WRITTEN REQUEST
State the number of lines that hold the string "wood", with nothing added.

GIVEN INFORMATION
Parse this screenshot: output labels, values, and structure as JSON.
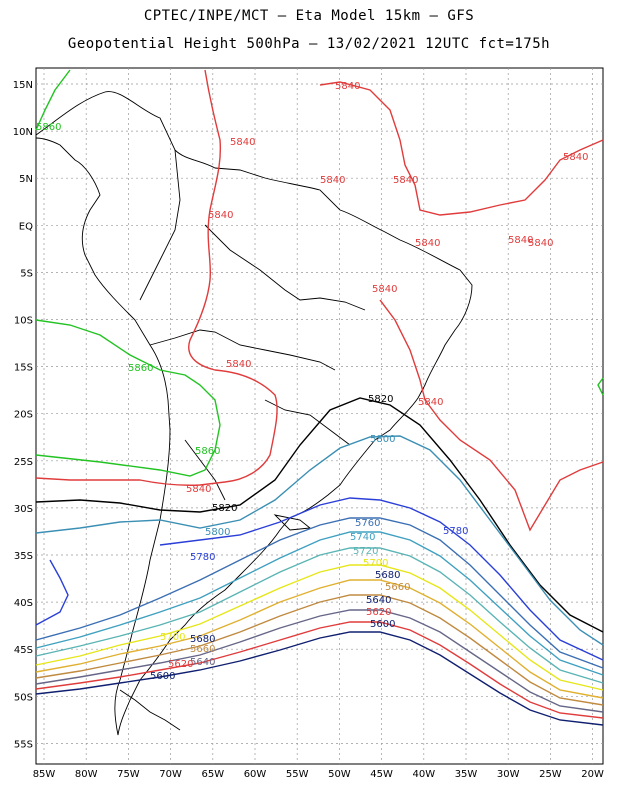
{
  "header": {
    "line1": "CPTEC/INPE/MCT –  Eta Model 15km – GFS",
    "line2": "Geopotential Height 500hPa – 13/02/2021 12UTC fct=175h"
  },
  "axes": {
    "lat_labels": [
      "15N",
      "10N",
      "5N",
      "EQ",
      "5S",
      "10S",
      "15S",
      "20S",
      "25S",
      "30S",
      "35S",
      "40S",
      "45S",
      "50S",
      "55S"
    ],
    "lon_labels": [
      "85W",
      "80W",
      "75W",
      "70W",
      "65W",
      "60W",
      "55W",
      "50W",
      "45W",
      "40W",
      "35W",
      "30W",
      "25W",
      "20W"
    ]
  },
  "contours": [
    {
      "value": "5840",
      "color": "#e03c3c"
    },
    {
      "value": "5860",
      "color": "#22c322"
    },
    {
      "value": "5820",
      "color": "#000000"
    },
    {
      "value": "5800",
      "color": "#3b8fb4"
    },
    {
      "value": "5780",
      "color": "#2a3fd8"
    },
    {
      "value": "5760",
      "color": "#3b6fb4"
    },
    {
      "value": "5740",
      "color": "#3fa0c0"
    },
    {
      "value": "5720",
      "color": "#5bb4b4"
    },
    {
      "value": "5700",
      "color": "#e6e61a"
    },
    {
      "value": "5680",
      "color": "#e0b030"
    },
    {
      "value": "5660",
      "color": "#c08a40"
    },
    {
      "value": "5640",
      "color": "#666688"
    },
    {
      "value": "5620",
      "color": "#e03c3c"
    },
    {
      "value": "5600",
      "color": "#102070"
    }
  ],
  "labels": {
    "l5840a": "5840",
    "l5840b": "5840",
    "l5840c": "5840",
    "l5840d": "5840",
    "l5840e": "5840",
    "l5840f": "5840",
    "l5840g": "5840",
    "l5840h": "5840",
    "l5840i": "5840",
    "l5840j": "5840",
    "l5840k": "5840",
    "l5840l": "5840",
    "l5860a": "5860",
    "l5860b": "5860",
    "l5860c": "5860",
    "l5820a": "5820",
    "l5820b": "5820",
    "l5800a": "5800",
    "l5800b": "5800",
    "l5780a": "5780",
    "l5780b": "5780",
    "l5760": "5760",
    "l5740": "5740",
    "l5720": "5720",
    "l5700a": "5700",
    "l5700b": "5700",
    "l5680a": "5680",
    "l5680b": "5680",
    "l5660a": "5660",
    "l5660b": "5660",
    "l5640a": "5640",
    "l5640b": "5640",
    "l5620a": "5620",
    "l5620b": "5620",
    "l5600a": "5600",
    "l5600b": "5600"
  }
}
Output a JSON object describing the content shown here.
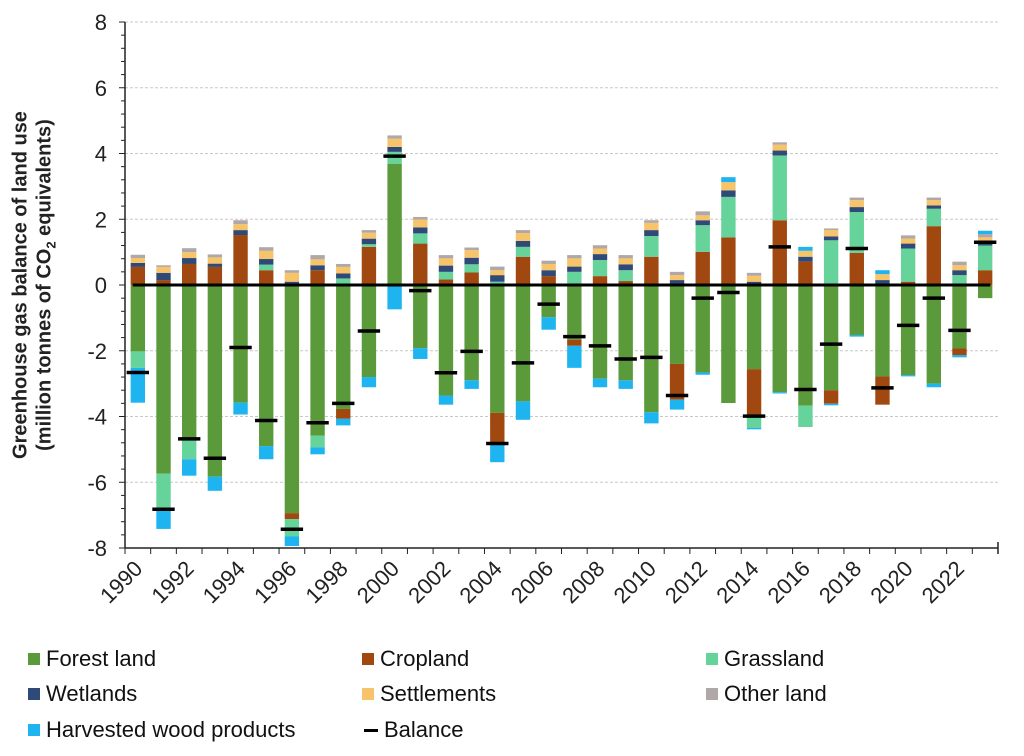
{
  "chart_data": {
    "type": "bar",
    "stacked": true,
    "title": "",
    "ylabel_line1": "Greenhouse gas balance of land use",
    "ylabel_line2_prefix": "(million tonnes of CO",
    "ylabel_line2_sub": "2",
    "ylabel_line2_suffix": " equivalents)",
    "xlabel": "",
    "ylim": [
      -8,
      8
    ],
    "yticks": [
      -8,
      -6,
      -4,
      -2,
      0,
      2,
      4,
      6,
      8
    ],
    "grid": true,
    "legend_position": "bottom",
    "categories": [
      "1990",
      "1991",
      "1992",
      "1993",
      "1994",
      "1995",
      "1996",
      "1997",
      "1998",
      "1999",
      "2000",
      "2001",
      "2002",
      "2003",
      "2004",
      "2005",
      "2006",
      "2007",
      "2008",
      "2009",
      "2010",
      "2011",
      "2012",
      "2013",
      "2014",
      "2015",
      "2016",
      "2017",
      "2018",
      "2019",
      "2020",
      "2021",
      "2022",
      "2023"
    ],
    "xtick_labels": [
      "1990",
      "1992",
      "1994",
      "1996",
      "1998",
      "2000",
      "2002",
      "2004",
      "2006",
      "2008",
      "2010",
      "2012",
      "2014",
      "2016",
      "2018",
      "2020",
      "2022"
    ],
    "series": [
      {
        "name": "Forest land",
        "color": "#5b9a3a",
        "values": [
          -2.02,
          -5.74,
          -4.7,
          -5.83,
          -3.58,
          -4.9,
          -6.94,
          -4.58,
          -3.77,
          -2.8,
          3.69,
          -1.92,
          -3.36,
          -2.9,
          -3.89,
          -3.54,
          -0.98,
          -1.67,
          -2.85,
          -2.9,
          -3.87,
          -2.4,
          -2.66,
          -3.59,
          -2.56,
          -3.26,
          -3.67,
          -3.2,
          -1.52,
          -2.78,
          -2.74,
          -3.0,
          -1.93,
          -0.4
        ]
      },
      {
        "name": "Cropland",
        "color": "#a0480f",
        "values": [
          0.55,
          0.15,
          0.64,
          0.55,
          1.52,
          0.45,
          -0.18,
          0.45,
          -0.3,
          1.16,
          0,
          1.26,
          0.17,
          0.38,
          -0.91,
          0.86,
          0.27,
          -0.18,
          0.27,
          0.12,
          0.86,
          -1.09,
          1.01,
          1.45,
          -1.43,
          1.97,
          0.71,
          -0.41,
          0.98,
          -0.86,
          0.1,
          1.79,
          -0.2,
          0.45
        ]
      },
      {
        "name": "Grassland",
        "color": "#66d39a",
        "values": [
          -0.5,
          -1.1,
          -0.6,
          0,
          0,
          0.17,
          -0.52,
          -0.36,
          0.2,
          0.08,
          0.36,
          0.31,
          0.23,
          0.25,
          0.1,
          0.3,
          0,
          0.4,
          0.49,
          0.33,
          0.63,
          0,
          0.81,
          1.23,
          -0.35,
          1.97,
          -0.65,
          1.36,
          1.24,
          0,
          1.01,
          0.53,
          0.3,
          0.75
        ]
      },
      {
        "name": "Wetlands",
        "color": "#2f4a78",
        "values": [
          0.12,
          0.22,
          0.18,
          0.1,
          0.15,
          0.17,
          0.1,
          0.15,
          0.15,
          0.17,
          0.15,
          0.18,
          0.19,
          0.2,
          0.2,
          0.18,
          0.18,
          0.16,
          0.18,
          0.18,
          0.18,
          0.15,
          0.15,
          0.2,
          0.1,
          0.15,
          0.15,
          0.12,
          0.15,
          0.15,
          0.15,
          0.1,
          0.15,
          0.1
        ]
      },
      {
        "name": "Settlements",
        "color": "#f8c46a",
        "values": [
          0.15,
          0.18,
          0.18,
          0.19,
          0.18,
          0.25,
          0.27,
          0.18,
          0.2,
          0.18,
          0.25,
          0.24,
          0.22,
          0.23,
          0.15,
          0.24,
          0.19,
          0.25,
          0.17,
          0.18,
          0.22,
          0.15,
          0.15,
          0.25,
          0.18,
          0.18,
          0.18,
          0.19,
          0.21,
          0.18,
          0.15,
          0.16,
          0.15,
          0.15
        ]
      },
      {
        "name": "Other land",
        "color": "#b0a8a8",
        "values": [
          0.1,
          0.05,
          0.12,
          0.09,
          0.12,
          0.11,
          0.08,
          0.13,
          0.09,
          0.08,
          0.1,
          0.08,
          0.1,
          0.08,
          0.11,
          0.09,
          0.1,
          0.1,
          0.1,
          0.1,
          0.08,
          0.1,
          0.12,
          0,
          0.09,
          0.07,
          0,
          0.05,
          0.08,
          0,
          0.1,
          0.08,
          0.11,
          0.1
        ]
      },
      {
        "name": "Harvested wood products",
        "color": "#1db4f0",
        "values": [
          -1.06,
          -0.58,
          -0.5,
          -0.43,
          -0.36,
          -0.4,
          -0.3,
          -0.21,
          -0.2,
          -0.31,
          -0.74,
          -0.33,
          -0.28,
          -0.26,
          -0.59,
          -0.56,
          -0.38,
          -0.67,
          -0.26,
          -0.26,
          -0.34,
          -0.3,
          -0.07,
          0.15,
          -0.05,
          -0.04,
          0.12,
          -0.05,
          -0.05,
          0.12,
          -0.04,
          -0.11,
          -0.07,
          0.1
        ]
      }
    ],
    "balance": {
      "name": "Balance",
      "color": "#000000",
      "values": [
        -2.66,
        -6.82,
        -4.68,
        -5.27,
        -1.9,
        -4.12,
        -7.43,
        -4.19,
        -3.6,
        -1.4,
        3.92,
        -0.17,
        -2.67,
        -2.02,
        -4.82,
        -2.37,
        -0.58,
        -1.57,
        -1.85,
        -2.25,
        -2.2,
        -3.36,
        -0.4,
        -0.23,
        -3.99,
        1.16,
        -3.18,
        -1.8,
        1.11,
        -3.13,
        -1.23,
        -0.4,
        -1.38,
        1.3
      ]
    }
  },
  "legend": [
    {
      "label": "Forest land",
      "color": "#5b9a3a",
      "kind": "box"
    },
    {
      "label": "Cropland",
      "color": "#a0480f",
      "kind": "box"
    },
    {
      "label": "Grassland",
      "color": "#66d39a",
      "kind": "box"
    },
    {
      "label": "Wetlands",
      "color": "#2f4a78",
      "kind": "box"
    },
    {
      "label": "Settlements",
      "color": "#f8c46a",
      "kind": "box"
    },
    {
      "label": "Other land",
      "color": "#b0a8a8",
      "kind": "box"
    },
    {
      "label": "Harvested wood products",
      "color": "#1db4f0",
      "kind": "box"
    },
    {
      "label": "Balance",
      "color": "#000000",
      "kind": "line"
    }
  ]
}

IN RESPONSE
2